Records supplied
◆ ◆ ◆ ◆ ◆ ◆ ◆

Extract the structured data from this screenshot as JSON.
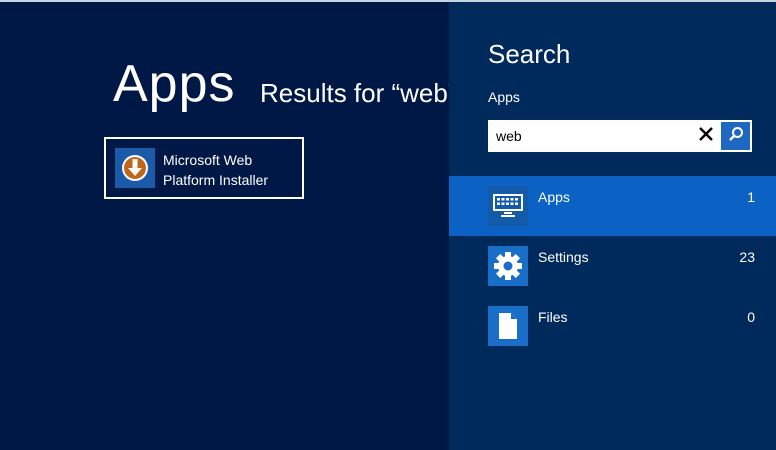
{
  "results_view": {
    "heading": "Apps",
    "subheading": "Results for “web”",
    "app_results": [
      {
        "name_line1": "Microsoft Web",
        "name_line2": "Platform Installer",
        "icon": "download-arrow-icon"
      }
    ]
  },
  "search_pane": {
    "title": "Search",
    "scope": "Apps",
    "query": "web",
    "clear_icon": "close-icon",
    "search_icon": "magnifier-icon",
    "categories": [
      {
        "label": "Apps",
        "count": "1",
        "icon": "keyboard-icon",
        "selected": true
      },
      {
        "label": "Settings",
        "count": "23",
        "icon": "gear-icon",
        "selected": false
      },
      {
        "label": "Files",
        "count": "0",
        "icon": "document-icon",
        "selected": false
      }
    ]
  },
  "colors": {
    "background": "#001845",
    "pane_background": "#002a5c",
    "selected_item": "#0b62c4",
    "tile_icon": "#1a6ec8"
  }
}
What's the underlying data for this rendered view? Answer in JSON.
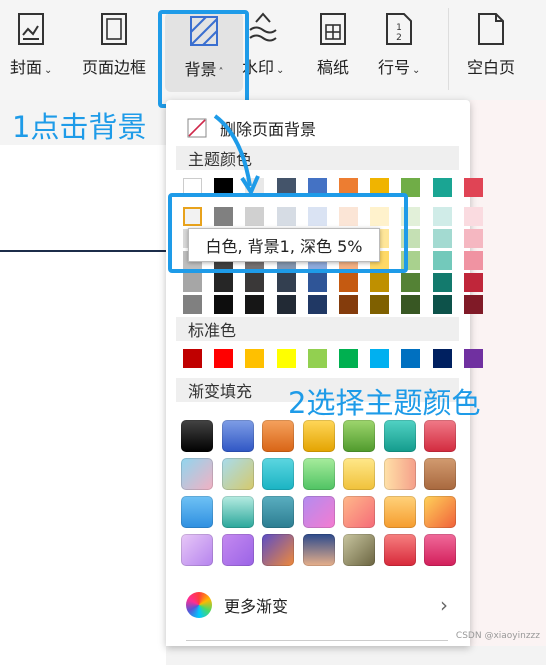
{
  "ribbon": {
    "cover": "封面",
    "page_border": "页面边框",
    "background": "背景",
    "watermark": "水印",
    "manuscript": "稿纸",
    "line_number": "行号",
    "blank_page": "空白页",
    "caret_down": "⌄",
    "caret_up": "˄"
  },
  "annotations": {
    "step1": "1点击背景",
    "step2": "2选择主题颜色"
  },
  "panel": {
    "remove_background": "删除页面背景",
    "theme_colors_heading": "主题颜色",
    "standard_colors_heading": "标准色",
    "gradient_heading": "渐变填充",
    "more_gradients": "更多渐变",
    "tooltip": "白色, 背景1, 深色 5%"
  },
  "colors": {
    "accent": "#1e9be8",
    "theme_top": [
      "#ffffff",
      "#000000",
      "#e8e8e8",
      "#44546a",
      "#4472c4",
      "#ed7d31",
      "#f0b400",
      "#70ad47",
      "#1aa593",
      "#e04455"
    ],
    "theme_shades": [
      [
        "#f2f2f2",
        "#808080",
        "#d0d0d0",
        "#d6dce4",
        "#dae3f3",
        "#fbe5d6",
        "#fff2cc",
        "#e2f0d9",
        "#d0ece8",
        "#fadbe0"
      ],
      [
        "#d9d9d9",
        "#595959",
        "#aeaaaa",
        "#adb9ca",
        "#b4c7e7",
        "#f8cbad",
        "#ffe699",
        "#c5e0b4",
        "#a3dad1",
        "#f5b7c1"
      ],
      [
        "#bfbfbf",
        "#404040",
        "#757171",
        "#8497b0",
        "#8faadc",
        "#f4b183",
        "#ffd966",
        "#a9d18e",
        "#73c9bb",
        "#f093a2"
      ],
      [
        "#a6a6a6",
        "#262626",
        "#3a3838",
        "#333f50",
        "#2f5597",
        "#c55a11",
        "#bf9000",
        "#548235",
        "#137a6d",
        "#c0263a"
      ],
      [
        "#808080",
        "#0d0d0d",
        "#161616",
        "#222a35",
        "#203864",
        "#843c0c",
        "#7f6000",
        "#385723",
        "#0d524a",
        "#801a27"
      ]
    ],
    "standard": [
      "#c00000",
      "#ff0000",
      "#ffc000",
      "#ffff00",
      "#92d050",
      "#00b050",
      "#00b0f0",
      "#0070c0",
      "#002060",
      "#7030a0"
    ],
    "gradients": [
      [
        "linear-gradient(#444,#000)",
        "linear-gradient(#7f9ee6,#2f56c4)",
        "linear-gradient(#f5a25e,#d86415)",
        "linear-gradient(#ffd75a,#e3a300)",
        "linear-gradient(#9ed66e,#4f9a2c)",
        "linear-gradient(#52d2c4,#139b8c)",
        "linear-gradient(#f07a88,#d22a3e)"
      ],
      [
        "linear-gradient(135deg,#8fd6ef,#f3b0c2)",
        "linear-gradient(135deg,#a7dcef,#d6c96a)",
        "linear-gradient(#5cd6e0,#1ab3c3)",
        "linear-gradient(#a7ec9c,#4fc363)",
        "linear-gradient(#ffe88a,#f0c13a)",
        "linear-gradient(90deg,#ffe2a8,#f59f8a)",
        "linear-gradient(#d29b70,#a8683e)"
      ],
      [
        "linear-gradient(#6fc2f5,#2e8fe0)",
        "linear-gradient(#b7ece2,#2aa69a)",
        "linear-gradient(#5aaec0,#2c7d91)",
        "linear-gradient(135deg,#b28cf0,#f57bd0)",
        "linear-gradient(135deg,#ffb98a,#f56a78)",
        "linear-gradient(#ffd27a,#f59c2e)",
        "linear-gradient(135deg,#ffd35a,#f0603a)"
      ],
      [
        "linear-gradient(135deg,#e8c8f7,#b583ee)",
        "linear-gradient(135deg,#c58af0,#9a63e6)",
        "linear-gradient(135deg,#5a4cc7,#f08a3a)",
        "linear-gradient(#2c4a8c,#e8b08a)",
        "linear-gradient(135deg,#c9c6a0,#6a6440)",
        "linear-gradient(#f78080,#d7283a)",
        "linear-gradient(#f06a9a,#d21e5a)"
      ]
    ]
  },
  "footer": {
    "watermark_text": "CSDN @xiaoyinzzz"
  }
}
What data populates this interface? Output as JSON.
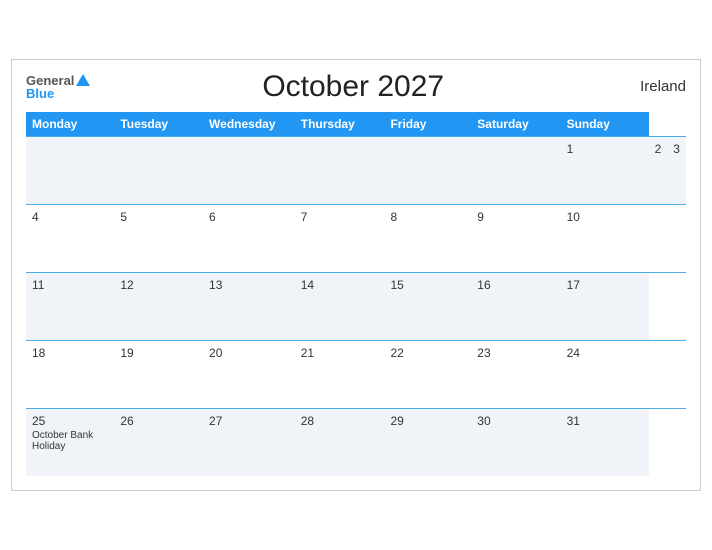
{
  "header": {
    "logo_general": "General",
    "logo_blue": "Blue",
    "title": "October 2027",
    "country": "Ireland"
  },
  "columns": [
    "Monday",
    "Tuesday",
    "Wednesday",
    "Thursday",
    "Friday",
    "Saturday",
    "Sunday"
  ],
  "rows": [
    [
      {
        "num": "",
        "event": ""
      },
      {
        "num": "",
        "event": ""
      },
      {
        "num": "",
        "event": ""
      },
      {
        "num": "1",
        "event": ""
      },
      {
        "num": "2",
        "event": ""
      },
      {
        "num": "3",
        "event": ""
      }
    ],
    [
      {
        "num": "4",
        "event": ""
      },
      {
        "num": "5",
        "event": ""
      },
      {
        "num": "6",
        "event": ""
      },
      {
        "num": "7",
        "event": ""
      },
      {
        "num": "8",
        "event": ""
      },
      {
        "num": "9",
        "event": ""
      },
      {
        "num": "10",
        "event": ""
      }
    ],
    [
      {
        "num": "11",
        "event": ""
      },
      {
        "num": "12",
        "event": ""
      },
      {
        "num": "13",
        "event": ""
      },
      {
        "num": "14",
        "event": ""
      },
      {
        "num": "15",
        "event": ""
      },
      {
        "num": "16",
        "event": ""
      },
      {
        "num": "17",
        "event": ""
      }
    ],
    [
      {
        "num": "18",
        "event": ""
      },
      {
        "num": "19",
        "event": ""
      },
      {
        "num": "20",
        "event": ""
      },
      {
        "num": "21",
        "event": ""
      },
      {
        "num": "22",
        "event": ""
      },
      {
        "num": "23",
        "event": ""
      },
      {
        "num": "24",
        "event": ""
      }
    ],
    [
      {
        "num": "25",
        "event": "October Bank Holiday"
      },
      {
        "num": "26",
        "event": ""
      },
      {
        "num": "27",
        "event": ""
      },
      {
        "num": "28",
        "event": ""
      },
      {
        "num": "29",
        "event": ""
      },
      {
        "num": "30",
        "event": ""
      },
      {
        "num": "31",
        "event": ""
      }
    ]
  ]
}
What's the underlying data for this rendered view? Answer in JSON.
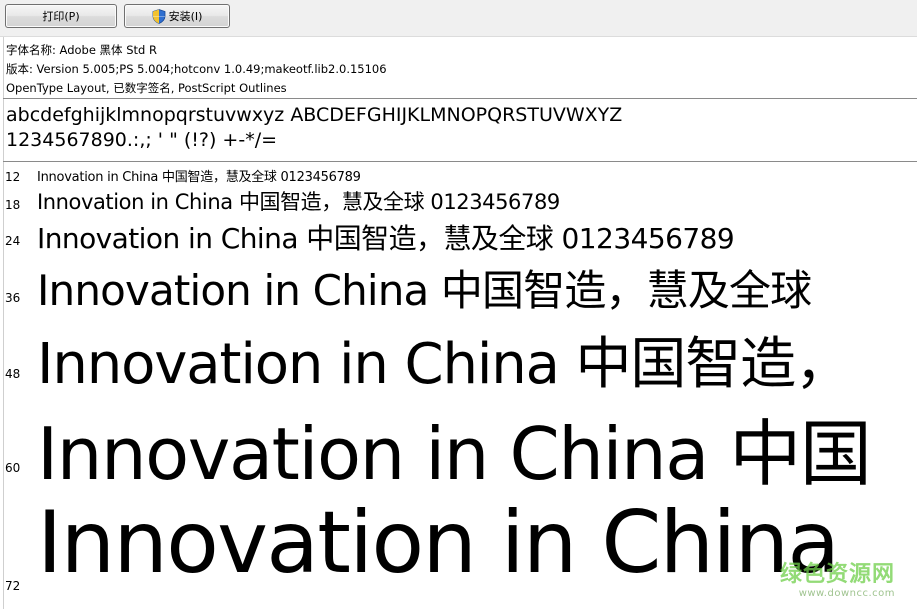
{
  "toolbar": {
    "print_label": "打印(P)",
    "install_label": "安装(I)"
  },
  "info": {
    "font_name": "字体名称: Adobe 黑体 Std R",
    "version": "版本: Version 5.005;PS 5.004;hotconv 1.0.49;makeotf.lib2.0.15106",
    "features": "OpenType Layout, 已数字签名, PostScript Outlines"
  },
  "charset": {
    "letters": "abcdefghijklmnopqrstuvwxyz ABCDEFGHIJKLMNOPQRSTUVWXYZ",
    "digits": "1234567890.:,; ' \" (!?) +-*/="
  },
  "samples": [
    {
      "size": "12",
      "text": "Innovation in China 中国智造，慧及全球 0123456789"
    },
    {
      "size": "18",
      "text": "Innovation in China 中国智造，慧及全球 0123456789"
    },
    {
      "size": "24",
      "text": "Innovation in China 中国智造，慧及全球 0123456789"
    },
    {
      "size": "36",
      "text": "Innovation in China 中国智造，慧及全球"
    },
    {
      "size": "48",
      "text": "Innovation in China 中国智造，"
    },
    {
      "size": "60",
      "text": "Innovation in China 中国"
    },
    {
      "size": "72",
      "text": "Innovation in China"
    }
  ],
  "watermark": {
    "main": "绿色资源网",
    "sub": "www.downcc.com"
  },
  "colors": {
    "toolbar_bg": "#f0f0f0",
    "watermark": "#6fcf4a"
  },
  "icons": {
    "install": "shield-icon"
  }
}
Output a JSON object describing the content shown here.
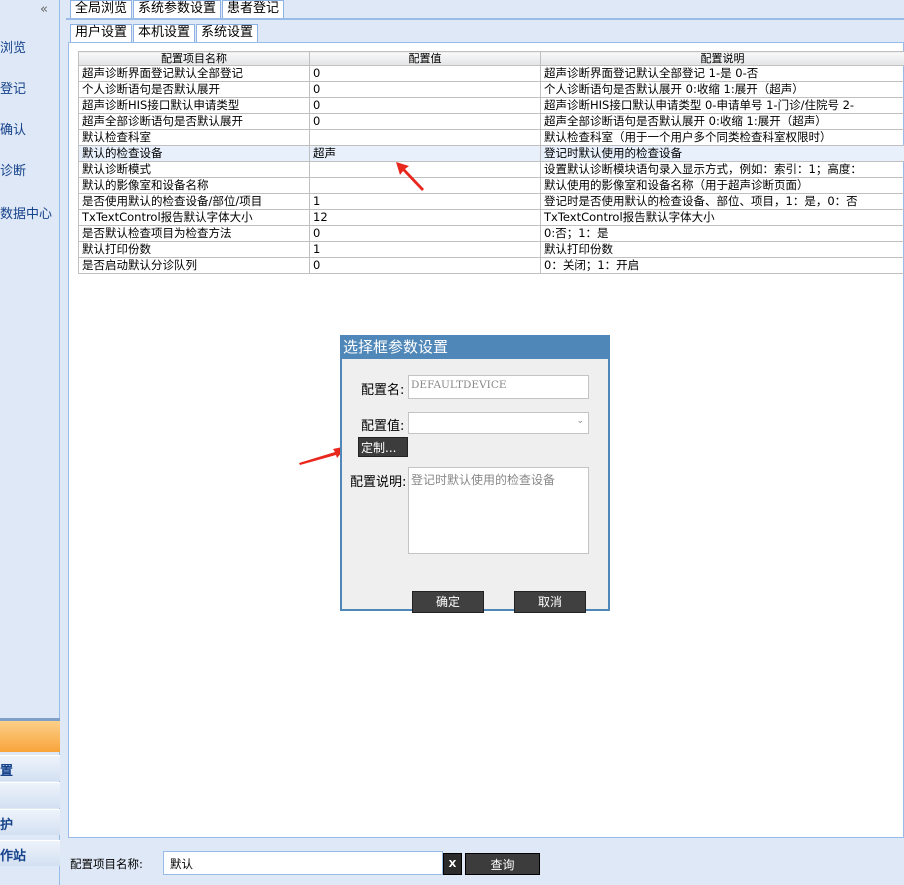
{
  "sidebar": {
    "collapse": "«",
    "items": [
      "浏览",
      "登记",
      "确认",
      "诊断",
      "数据中心"
    ],
    "bottom_items": [
      "置",
      "护",
      "作站"
    ]
  },
  "top_tabs": [
    "全局浏览",
    "系统参数设置",
    "患者登记"
  ],
  "sub_tabs": [
    "用户设置",
    "本机设置",
    "系统设置"
  ],
  "grid": {
    "headers": [
      "配置项目名称",
      "配置值",
      "配置说明"
    ],
    "rows": [
      {
        "name": "超声诊断界面登记默认全部登记",
        "value": "0",
        "desc": "超声诊断界面登记默认全部登记 1-是 0-否"
      },
      {
        "name": "个人诊断语句是否默认展开",
        "value": "0",
        "desc": "个人诊断语句是否默认展开 0:收缩 1:展开（超声）"
      },
      {
        "name": "超声诊断HIS接口默认申请类型",
        "value": "0",
        "desc": "超声诊断HIS接口默认申请类型 0-申请单号 1-门诊/住院号 2-"
      },
      {
        "name": "超声全部诊断语句是否默认展开",
        "value": "0",
        "desc": "超声全部诊断语句是否默认展开 0:收缩 1:展开（超声）"
      },
      {
        "name": "默认检查科室",
        "value": "",
        "desc": "默认检查科室（用于一个用户多个同类检查科室权限时）"
      },
      {
        "name": "默认的检查设备",
        "value": "超声",
        "desc": "登记时默认使用的检查设备"
      },
      {
        "name": "默认诊断模式",
        "value": "",
        "desc": "设置默认诊断模块语句录入显示方式，例如：索引：1；高度："
      },
      {
        "name": "默认的影像室和设备名称",
        "value": "",
        "desc": "默认使用的影像室和设备名称（用于超声诊断页面）"
      },
      {
        "name": "是否使用默认的检查设备/部位/项目",
        "value": "1",
        "desc": "登记时是否使用默认的检查设备、部位、项目，1：是，0：否"
      },
      {
        "name": "TxTextControl报告默认字体大小",
        "value": "12",
        "desc": "TxTextControl报告默认字体大小"
      },
      {
        "name": "是否默认检查项目为检查方法",
        "value": "0",
        "desc": "0:否；1：是"
      },
      {
        "name": "默认打印份数",
        "value": "1",
        "desc": "默认打印份数"
      },
      {
        "name": "是否启动默认分诊队列",
        "value": "0",
        "desc": "0：关闭；1：开启"
      }
    ]
  },
  "dialog": {
    "title": "选择框参数设置",
    "name_label": "配置名:",
    "name_value": "DEFAULTDEVICE",
    "value_label": "配置值:",
    "value_selected": "",
    "custom_button": "定制...",
    "desc_label": "配置说明:",
    "desc_value": "登记时默认使用的检查设备",
    "ok_button": "确定",
    "cancel_button": "取消"
  },
  "search": {
    "label": "配置项目名称:",
    "value": "默认",
    "clear_button": "X",
    "query_button": "查询"
  },
  "colors": {
    "dialog_accent": "#4f87b8",
    "arrow": "#e8271d",
    "sidebar_highlight": "#f9a43a"
  }
}
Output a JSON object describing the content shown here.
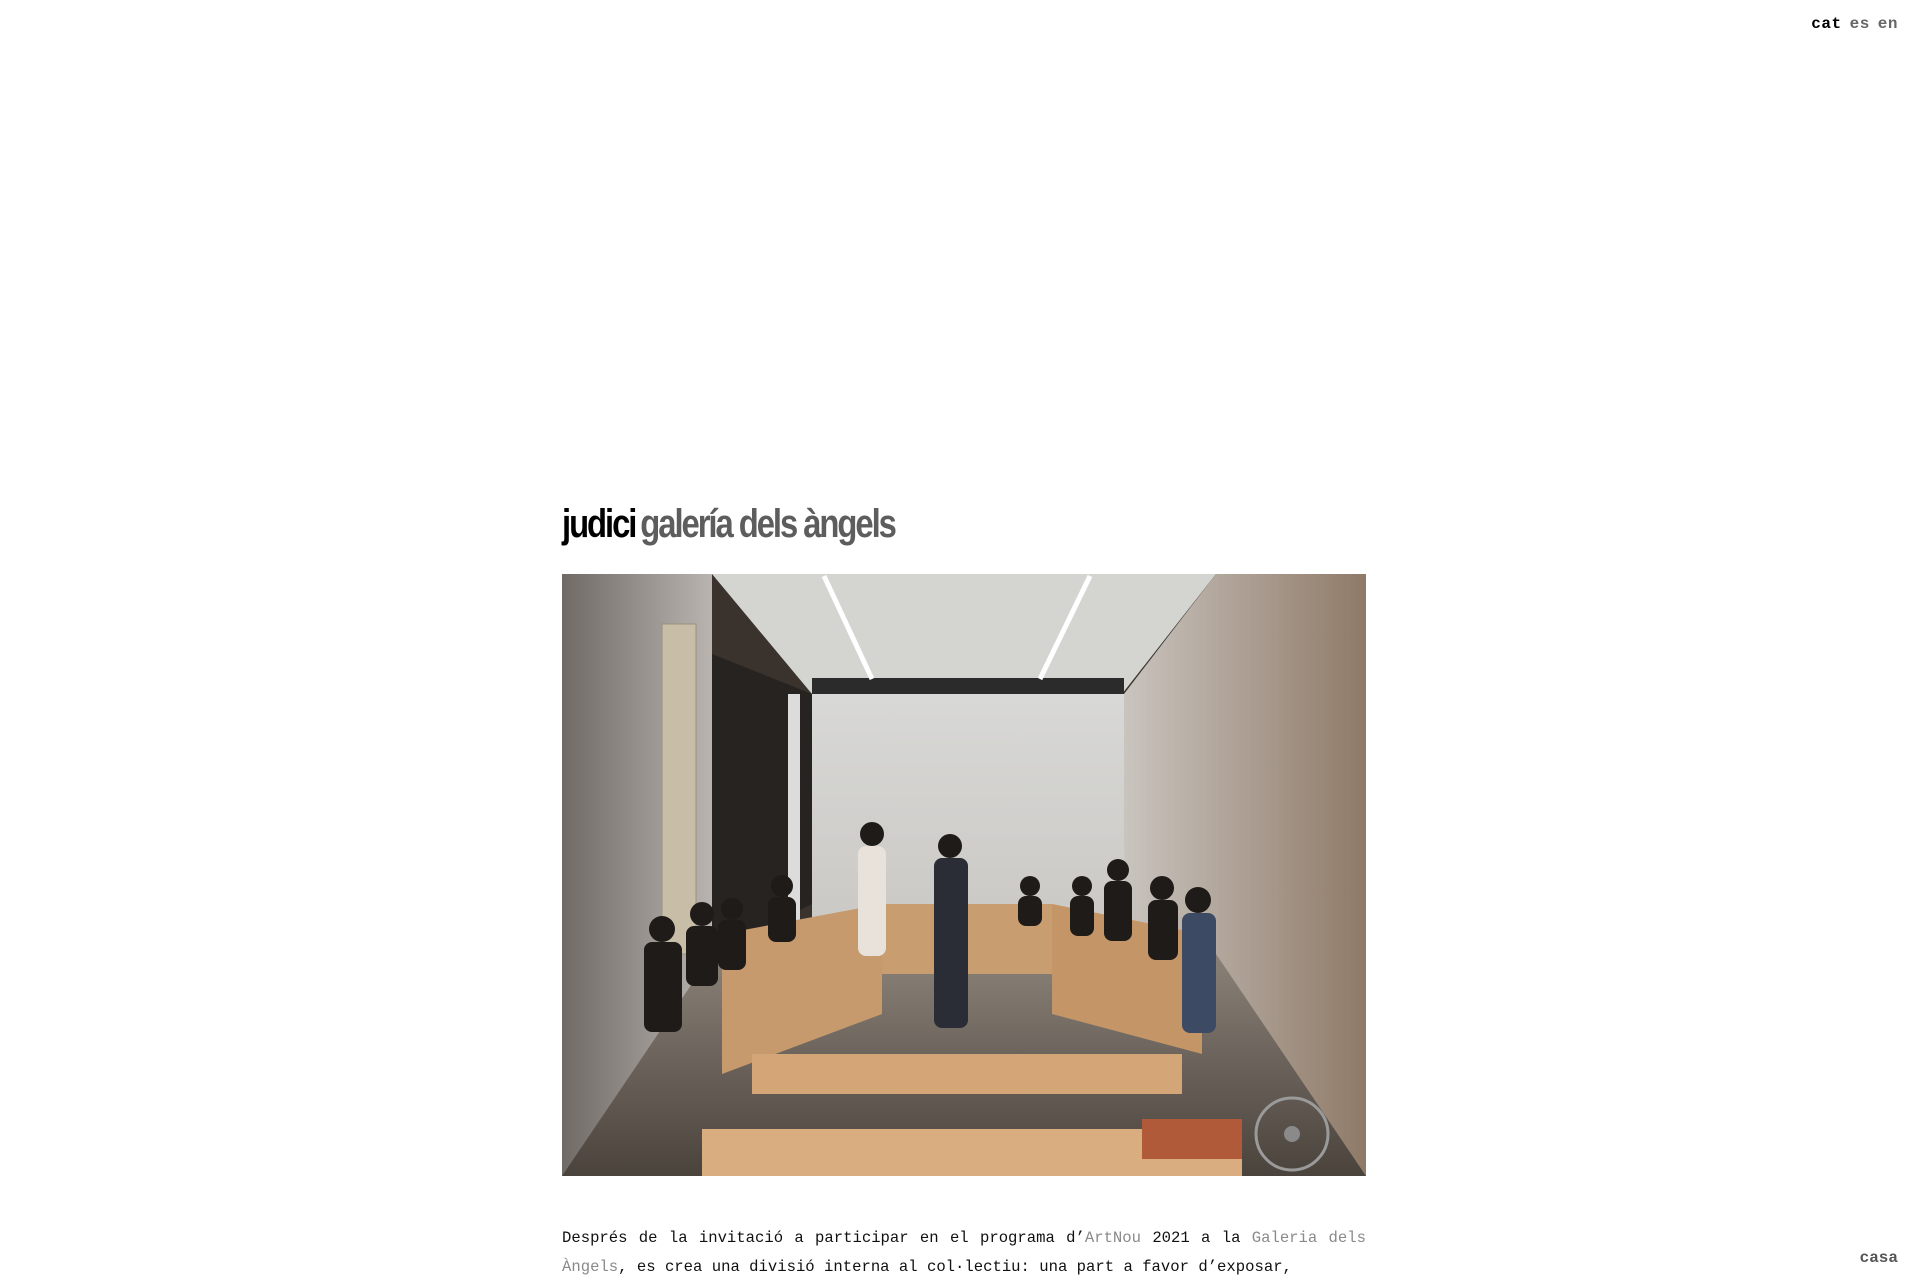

◆ ◆ ◆ ◆ ◆ ◆ ◆

Show each line of the listing that holds the string "data".

Right answer
Extract the structured data from this screenshot as JSON.
What's the underlying data for this rendered view? Answer in JSON.
What data populates this interface? Output as JSON.
What's the underlying data for this rendered view? Answer in JSON.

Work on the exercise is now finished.